((

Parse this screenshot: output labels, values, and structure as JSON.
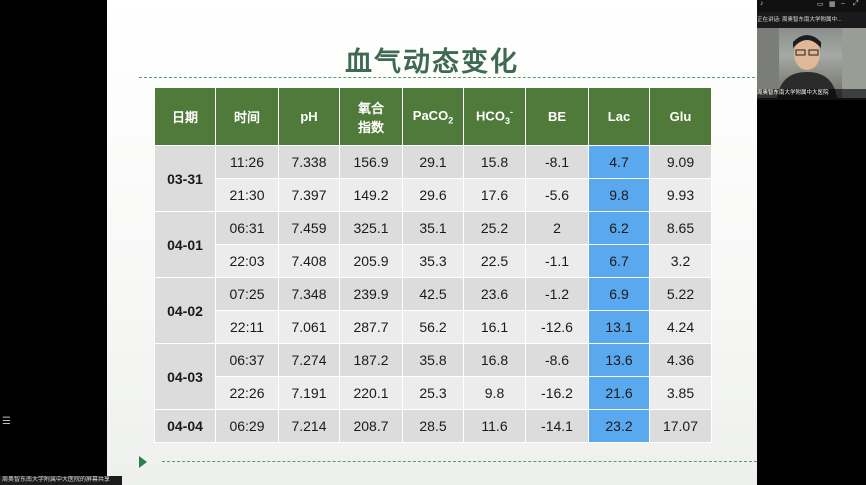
{
  "slide": {
    "title": "血气动态变化",
    "columns": [
      "日期",
      "时间",
      "pH",
      "氧合指数",
      "PaCO",
      "HCO",
      "BE",
      "Lac",
      "Glu"
    ],
    "column_subs": {
      "paco2_sub": "2",
      "hco3_sub": "3",
      "hco3_sup": "-"
    },
    "header_lines": {
      "oxy1": "氧合",
      "oxy2": "指数"
    },
    "groups": [
      {
        "date": "03-31",
        "rows": [
          [
            "11:26",
            "7.338",
            "156.9",
            "29.1",
            "15.8",
            "-8.1",
            "4.7",
            "9.09"
          ],
          [
            "21:30",
            "7.397",
            "149.2",
            "29.6",
            "17.6",
            "-5.6",
            "9.8",
            "9.93"
          ]
        ]
      },
      {
        "date": "04-01",
        "rows": [
          [
            "06:31",
            "7.459",
            "325.1",
            "35.1",
            "25.2",
            "2",
            "6.2",
            "8.65"
          ],
          [
            "22:03",
            "7.408",
            "205.9",
            "35.3",
            "22.5",
            "-1.1",
            "6.7",
            "3.2"
          ]
        ]
      },
      {
        "date": "04-02",
        "rows": [
          [
            "07:25",
            "7.348",
            "239.9",
            "42.5",
            "23.6",
            "-1.2",
            "6.9",
            "5.22"
          ],
          [
            "22:11",
            "7.061",
            "287.7",
            "56.2",
            "16.1",
            "-12.6",
            "13.1",
            "4.24"
          ]
        ]
      },
      {
        "date": "04-03",
        "rows": [
          [
            "06:37",
            "7.274",
            "187.2",
            "35.8",
            "16.8",
            "-8.6",
            "13.6",
            "4.36"
          ],
          [
            "22:26",
            "7.191",
            "220.1",
            "25.3",
            "9.8",
            "-16.2",
            "21.6",
            "3.85"
          ]
        ]
      },
      {
        "date": "04-04",
        "rows": [
          [
            "06:29",
            "7.214",
            "208.7",
            "28.5",
            "11.6",
            "-14.1",
            "23.2",
            "17.07"
          ]
        ]
      }
    ]
  },
  "share_bar": {
    "label": "周奥智东南大学附属中大医院的屏幕共享"
  },
  "camera": {
    "status": "正在讲话: 周奥智东南大学附属中...",
    "caption": "周奥智东南大学附属中大医院"
  },
  "colors": {
    "header_green": "#4f7a3a",
    "lac_blue": "#5aa9ee",
    "title_green": "#3f6a52"
  }
}
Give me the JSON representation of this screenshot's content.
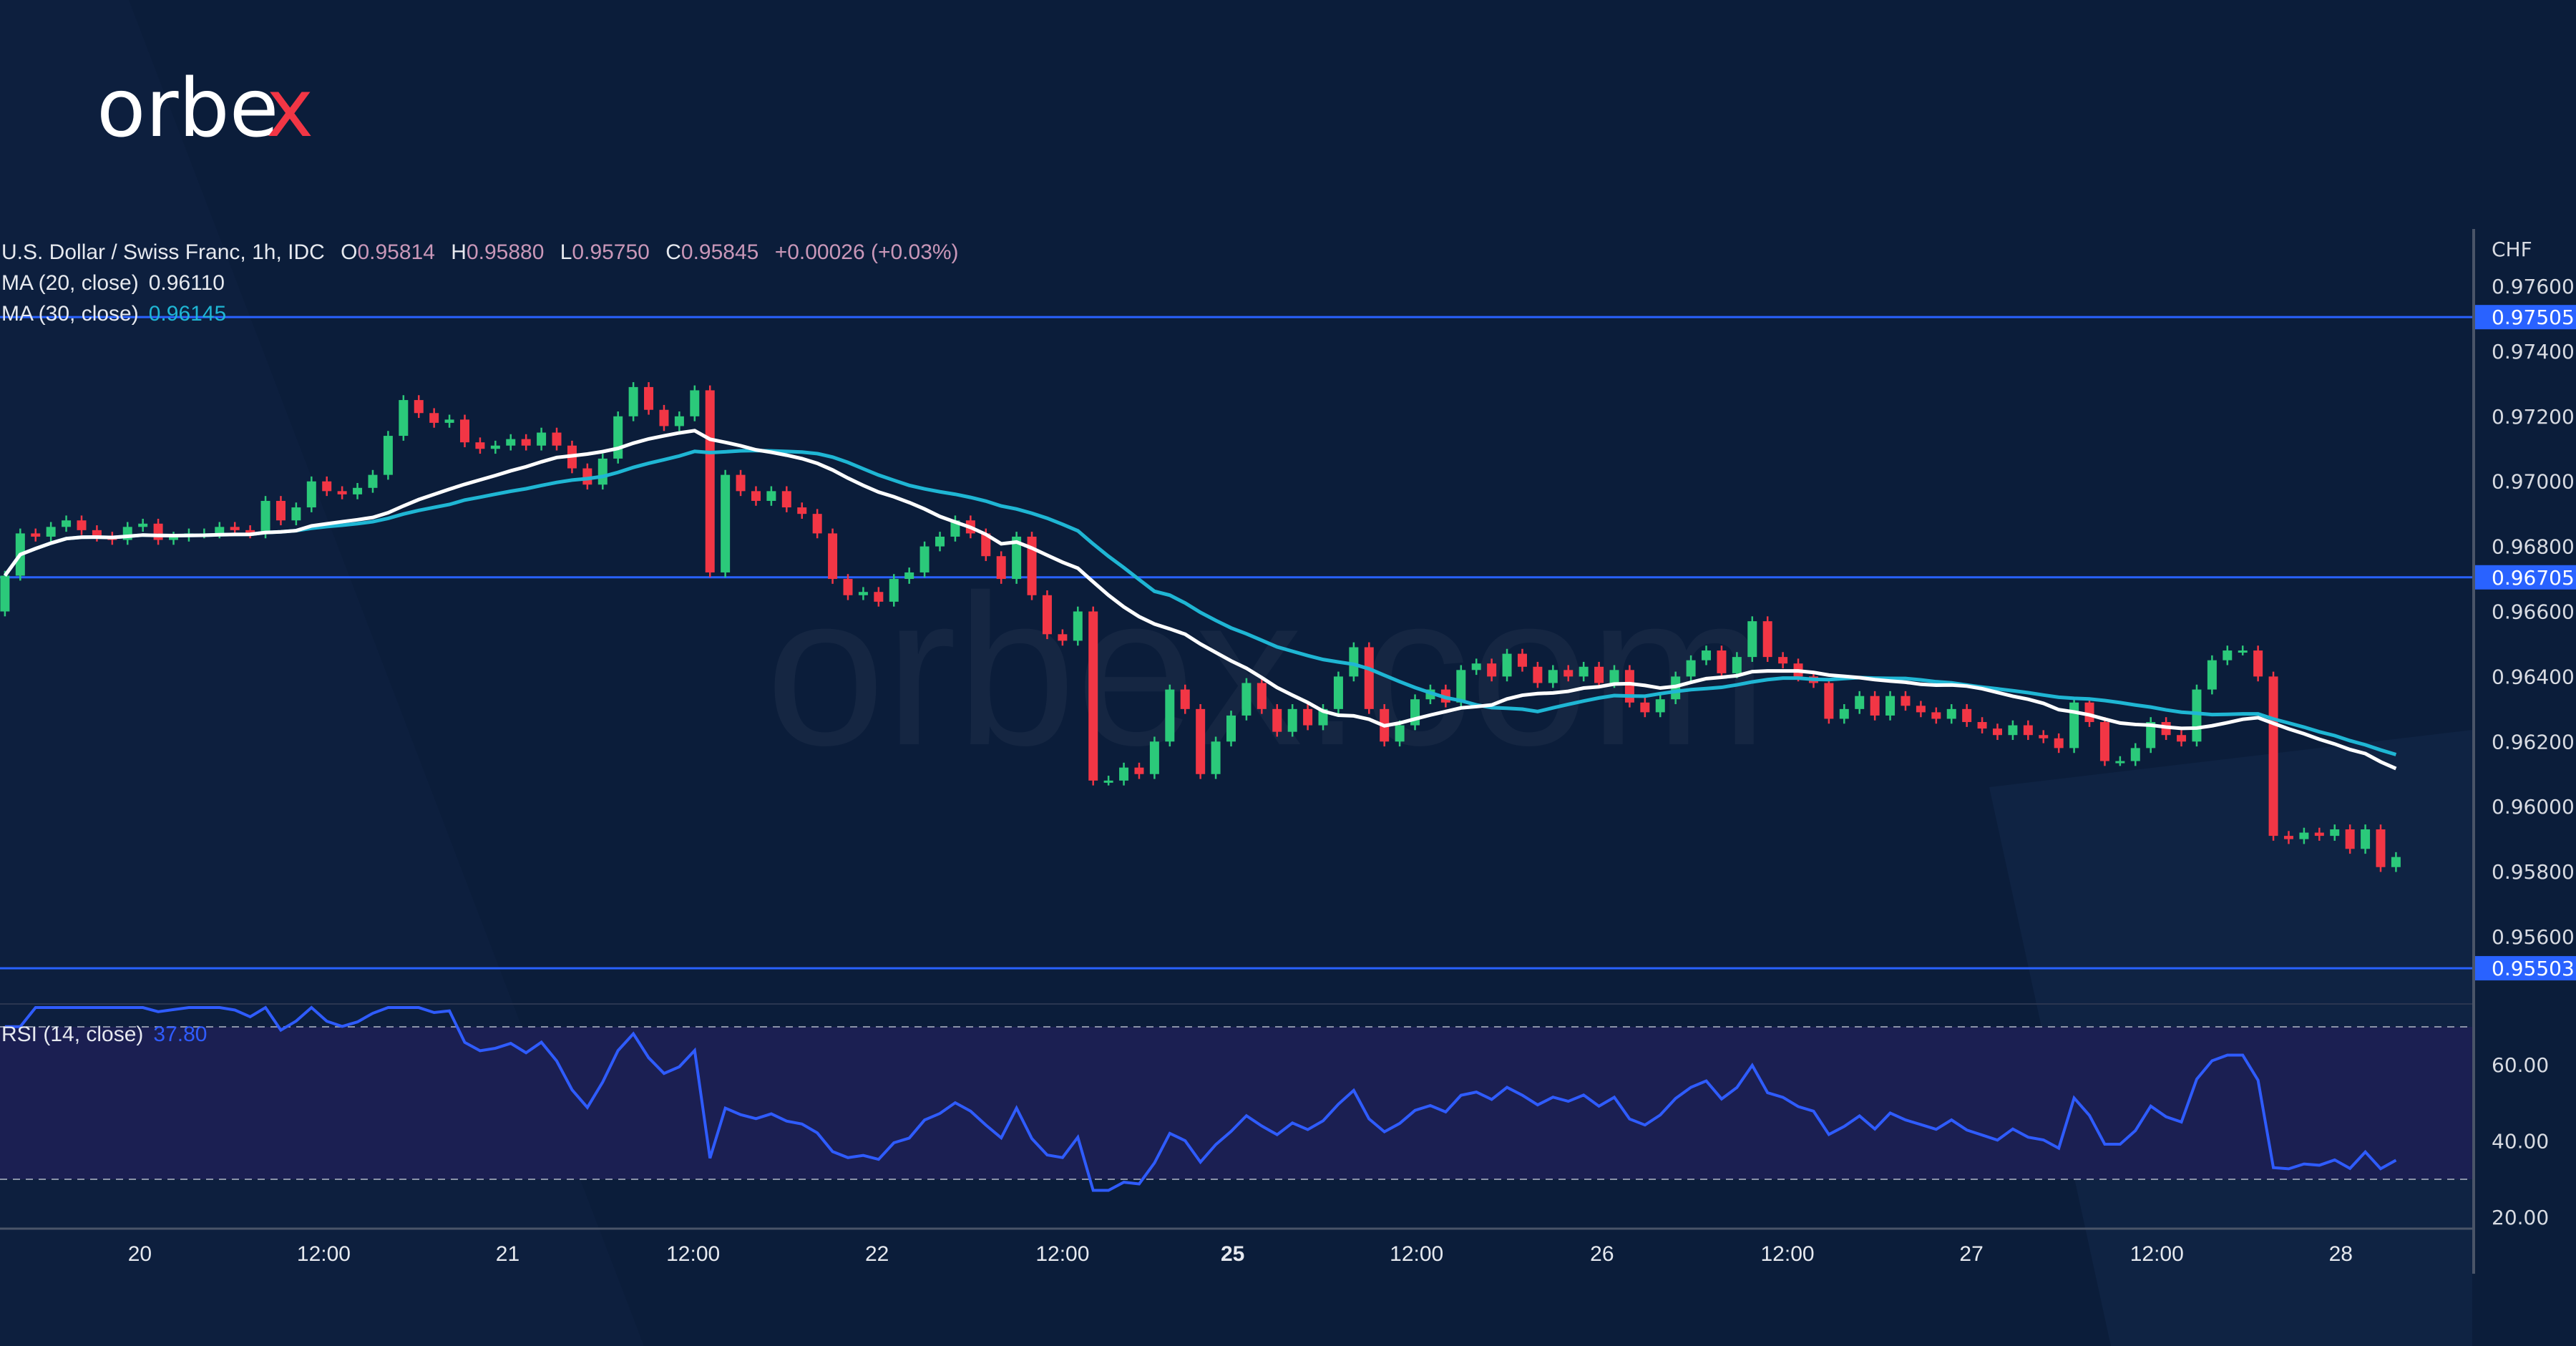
{
  "logo": {
    "text_main": "orbe",
    "text_x": "x"
  },
  "watermark": "orbex.com",
  "legend": {
    "title": "U.S. Dollar / Swiss Franc, 1h, IDC",
    "o_label": "O",
    "o_value": "0.95814",
    "h_label": "H",
    "h_value": "0.95880",
    "l_label": "L",
    "l_value": "0.95750",
    "c_label": "C",
    "c_value": "0.95845",
    "change": "+0.00026 (+0.03%)",
    "ma20_label": "MA (20, close)",
    "ma20_value": "0.96110",
    "ma30_label": "MA (30, close)",
    "ma30_value": "0.96145",
    "rsi_label": "RSI (14, close)",
    "rsi_value": "37.80"
  },
  "colors": {
    "bg": "#0b1d3a",
    "up": "#2bc97a",
    "down": "#f23645",
    "ma20": "#ffffff",
    "ma30": "#1fb6d4",
    "rsi": "#2f5cff",
    "level": "#2962ff",
    "rsi_band": "#1b1f52"
  },
  "chart_data": {
    "type": "candlestick",
    "symbol": "USD/CHF",
    "interval": "1h",
    "currency_label": "CHF",
    "ylim": [
      0.9551,
      0.9767
    ],
    "yticks": [
      "0.97600",
      "0.97400",
      "0.97200",
      "0.97000",
      "0.96800",
      "0.96600",
      "0.96400",
      "0.96200",
      "0.96000",
      "0.95800",
      "0.95600"
    ],
    "ytick_values": [
      0.976,
      0.974,
      0.972,
      0.97,
      0.968,
      0.966,
      0.964,
      0.962,
      0.96,
      0.958,
      0.956
    ],
    "levels": [
      {
        "value": 0.97505,
        "label": "0.97505"
      },
      {
        "value": 0.96705,
        "label": "0.96705"
      },
      {
        "value": 0.95503,
        "label": "0.95503"
      }
    ],
    "xticks": [
      {
        "label": "20",
        "hour": 8.8
      },
      {
        "label": "12:00",
        "hour": 20.8
      },
      {
        "label": "21",
        "hour": 32.8
      },
      {
        "label": "12:00",
        "hour": 44.9
      },
      {
        "label": "22",
        "hour": 56.9
      },
      {
        "label": "12:00",
        "hour": 69.0
      },
      {
        "label": "25",
        "hour": 80.1,
        "bold": true
      },
      {
        "label": "12:00",
        "hour": 92.1
      },
      {
        "label": "26",
        "hour": 104.2
      },
      {
        "label": "12:00",
        "hour": 116.3
      },
      {
        "label": "27",
        "hour": 128.3
      },
      {
        "label": "12:00",
        "hour": 140.4
      },
      {
        "label": "28",
        "hour": 152.4
      }
    ],
    "wick": 0.00015,
    "first_open": 0.966,
    "close": [
      0.9671,
      0.9684,
      0.9683,
      0.9686,
      0.9688,
      0.9685,
      0.9683,
      0.9682,
      0.9686,
      0.9687,
      0.9682,
      0.9683,
      0.9684,
      0.9684,
      0.9686,
      0.9685,
      0.9684,
      0.9694,
      0.9688,
      0.9692,
      0.97,
      0.9697,
      0.9696,
      0.9698,
      0.9702,
      0.9714,
      0.9725,
      0.9721,
      0.9718,
      0.9719,
      0.9712,
      0.971,
      0.9711,
      0.9713,
      0.9711,
      0.9715,
      0.9711,
      0.9704,
      0.9699,
      0.9707,
      0.972,
      0.9729,
      0.9722,
      0.9717,
      0.972,
      0.9728,
      0.9672,
      0.9702,
      0.9697,
      0.9694,
      0.9697,
      0.9692,
      0.969,
      0.9684,
      0.967,
      0.9665,
      0.9666,
      0.9663,
      0.967,
      0.9672,
      0.968,
      0.9683,
      0.9688,
      0.9684,
      0.9677,
      0.967,
      0.9683,
      0.9665,
      0.9653,
      0.9651,
      0.966,
      0.9608,
      0.9608,
      0.9612,
      0.961,
      0.962,
      0.9636,
      0.963,
      0.961,
      0.962,
      0.9628,
      0.9638,
      0.963,
      0.9623,
      0.963,
      0.9625,
      0.963,
      0.964,
      0.9649,
      0.963,
      0.962,
      0.9625,
      0.9633,
      0.9636,
      0.9632,
      0.9642,
      0.9644,
      0.964,
      0.9647,
      0.9643,
      0.9638,
      0.9642,
      0.964,
      0.9643,
      0.9638,
      0.9642,
      0.9632,
      0.9629,
      0.9633,
      0.964,
      0.9645,
      0.9648,
      0.9641,
      0.9646,
      0.9657,
      0.9646,
      0.9644,
      0.964,
      0.9638,
      0.9627,
      0.963,
      0.9634,
      0.9628,
      0.9634,
      0.9631,
      0.9629,
      0.9627,
      0.963,
      0.9626,
      0.9624,
      0.9622,
      0.9625,
      0.9622,
      0.9621,
      0.9618,
      0.9632,
      0.9626,
      0.9614,
      0.9614,
      0.9618,
      0.9626,
      0.9622,
      0.962,
      0.9636,
      0.9645,
      0.9648,
      0.9648,
      0.964,
      0.9591,
      0.959,
      0.9592,
      0.9591,
      0.9593,
      0.9587,
      0.9593,
      0.95814,
      0.95845
    ],
    "rsi": {
      "period": 14,
      "levels": [
        70,
        30
      ],
      "ylim": [
        15,
        75
      ],
      "yticks": [
        "60.00",
        "40.00",
        "20.00"
      ],
      "ytick_values": [
        60,
        40,
        20
      ]
    }
  }
}
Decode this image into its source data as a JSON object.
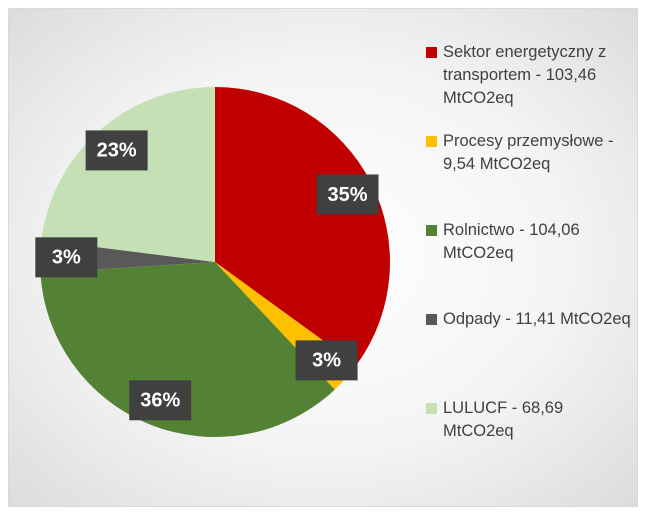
{
  "chart_data": {
    "type": "pie",
    "categories": [
      "Sektor energetyczny z transportem - 103,46 MtCO2eq",
      "Procesy przemysłowe - 9,54 MtCO2eq",
      "Rolnictwo - 104,06 MtCO2eq",
      "Odpady - 11,41 MtCO2eq",
      "LULUCF - 68,69 MtCO2eq"
    ],
    "values": [
      35,
      3,
      36,
      3,
      23
    ],
    "value_labels": [
      "35%",
      "3%",
      "36%",
      "3%",
      "23%"
    ],
    "colors": [
      "#c00000",
      "#ffc000",
      "#548235",
      "#595959",
      "#c5e0b4"
    ],
    "legend": "right"
  }
}
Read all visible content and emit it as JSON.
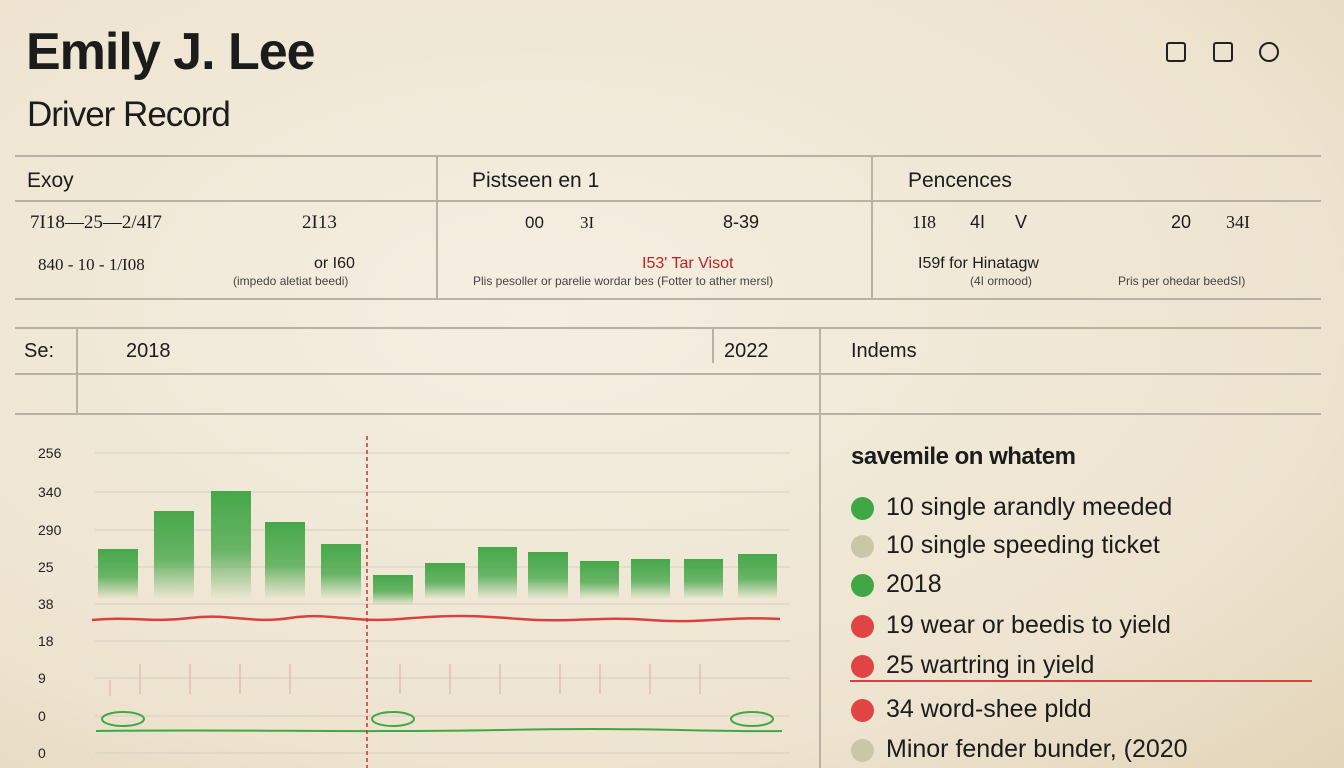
{
  "header": {
    "title": "Emily J. Lee",
    "subtitle": "Driver Record"
  },
  "summary": [
    {
      "heading": "Exoy",
      "lines": [
        "7I18—25—2/4I7",
        "2I13",
        "840 - 10 - 1/I08",
        "or I60",
        "(impedo aletiat beedi)"
      ]
    },
    {
      "heading": "Pistseen en 1",
      "lines": [
        "00",
        "3I",
        "8-39",
        "I53' Tar  Visot",
        "Plis pesoller or parelie wordar bes (Fotter to ather mersl)"
      ]
    },
    {
      "heading": "Pencences",
      "lines": [
        "1I8",
        "4I",
        "V",
        "20",
        "34I",
        "I59f for Hinatagw",
        "(4I ormood)",
        "Pris per ohedar beedSI)"
      ]
    }
  ],
  "section": {
    "label": "Se:",
    "start": "2018",
    "end": "2022",
    "side": "Indems"
  },
  "axis_labels": [
    "256",
    "340",
    "290",
    "25",
    "38",
    "18",
    "9",
    "0",
    "0"
  ],
  "legend": {
    "title": "savemile on whatem",
    "items": [
      {
        "text": "10 single arandly meeded",
        "color": "#3fa845"
      },
      {
        "text": "10 single speeding ticket",
        "color": "#c9c7a8"
      },
      {
        "text": "2018",
        "color": "#3fa845"
      },
      {
        "text": "19  wear or beedis to yield",
        "color": "#e04444"
      },
      {
        "text": "25 wartring in yield",
        "color": "#e04444"
      },
      {
        "text": "34 word-shee pldd",
        "color": "#e04444"
      },
      {
        "text": "Minor fender bunder, (2020",
        "color": "#c9c7a8"
      }
    ]
  }
}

))

What needs to be done:
Lines that hold "this" are the ones to copy; find all of them.

Answer to the task:
Parse this screenshot: output labels, values, and structure as JSON.
Give me the JSON representation of this screenshot's content.
Decode this image into its source data as a JSON object.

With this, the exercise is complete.